TASK DETAILS
Output the material beneath exactly, leaving nothing out.

##### THE DATA #####

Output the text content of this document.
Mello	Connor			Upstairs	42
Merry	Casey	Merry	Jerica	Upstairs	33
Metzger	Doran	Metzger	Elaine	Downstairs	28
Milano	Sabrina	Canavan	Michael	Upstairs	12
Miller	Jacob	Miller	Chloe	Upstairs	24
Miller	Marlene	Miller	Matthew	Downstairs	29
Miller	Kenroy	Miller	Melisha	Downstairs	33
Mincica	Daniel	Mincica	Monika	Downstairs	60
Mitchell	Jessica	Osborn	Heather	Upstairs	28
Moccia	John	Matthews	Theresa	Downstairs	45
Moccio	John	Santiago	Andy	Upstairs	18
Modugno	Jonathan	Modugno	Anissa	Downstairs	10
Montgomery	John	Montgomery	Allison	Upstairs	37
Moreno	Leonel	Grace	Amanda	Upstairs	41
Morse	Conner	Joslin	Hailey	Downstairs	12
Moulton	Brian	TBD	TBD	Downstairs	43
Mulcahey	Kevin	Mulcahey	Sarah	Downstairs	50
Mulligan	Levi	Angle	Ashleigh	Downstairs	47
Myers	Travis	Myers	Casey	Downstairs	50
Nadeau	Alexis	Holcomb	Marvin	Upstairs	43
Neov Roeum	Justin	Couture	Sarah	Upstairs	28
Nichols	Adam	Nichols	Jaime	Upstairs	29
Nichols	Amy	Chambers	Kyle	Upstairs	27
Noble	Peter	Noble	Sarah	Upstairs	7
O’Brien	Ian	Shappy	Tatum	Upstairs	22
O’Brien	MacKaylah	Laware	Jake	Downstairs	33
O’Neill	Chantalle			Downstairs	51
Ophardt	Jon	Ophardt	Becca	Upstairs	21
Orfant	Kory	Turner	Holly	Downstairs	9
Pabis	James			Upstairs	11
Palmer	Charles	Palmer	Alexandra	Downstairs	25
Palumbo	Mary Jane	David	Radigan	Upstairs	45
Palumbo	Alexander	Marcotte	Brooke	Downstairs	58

#####

ANSWER BELOW
Output the text content of this document.
Mello	Connor			Upstairs	42
Merry	Casey	Merry	Jerica	Upstairs	33
Metzger	Doran	Metzger	Elaine	Downstairs	28
Milano	Sabrina	Canavan	Michael	Upstairs	12
Miller	Jacob	Miller	Chloe	Upstairs	24
Miller	Marlene	Miller	Matthew	Downstairs	29
Miller	Kenroy	Miller	Melisha	Downstairs	33
Mincica	Daniel	Mincica	Monika	Downstairs	60
Mitchell	Jessica	Osborn	Heather	Upstairs	28
Moccia	John	Matthews	Theresa	Downstairs	45
Moccio	John	Santiago	Andy	Upstairs	18
Modugno	Jonathan	Modugno	Anissa	Downstairs	10
Montgomery	John	Montgomery	Allison	Upstairs	37
Moreno	Leonel	Grace	Amanda	Upstairs	41
Morse	Conner	Joslin	Hailey	Downstairs	12
Moulton	Brian	TBD	TBD	Downstairs	43
Mulcahey	Kevin	Mulcahey	Sarah	Downstairs	50
Mulligan	Levi	Angle	Ashleigh	Downstairs	47
Myers	Travis	Myers	Casey	Downstairs	50
Nadeau	Alexis	Holcomb	Marvin	Upstairs	43
Neov Roeum	Justin	Couture	Sarah	Upstairs	28
Nichols	Adam	Nichols	Jaime	Upstairs	29
Nichols	Amy	Chambers	Kyle	Upstairs	27
Noble	Peter	Noble	Sarah	Upstairs	7
O’Brien	Ian	Shappy	Tatum	Upstairs	22
O’Brien	MacKaylah	Laware	Jake	Downstairs	33
O’Neill	Chantalle			Downstairs	51
Ophardt	Jon	Ophardt	Becca	Upstairs	21
Orfant	Kory	Turner	Holly	Downstairs	9
Pabis	James			Upstairs	11
Palmer	Charles	Palmer	Alexandra	Downstairs	25
Palumbo	Mary Jane	David	Radigan	Upstairs	45
Palumbo	Alexander	Marcotte	Brooke	Downstairs	58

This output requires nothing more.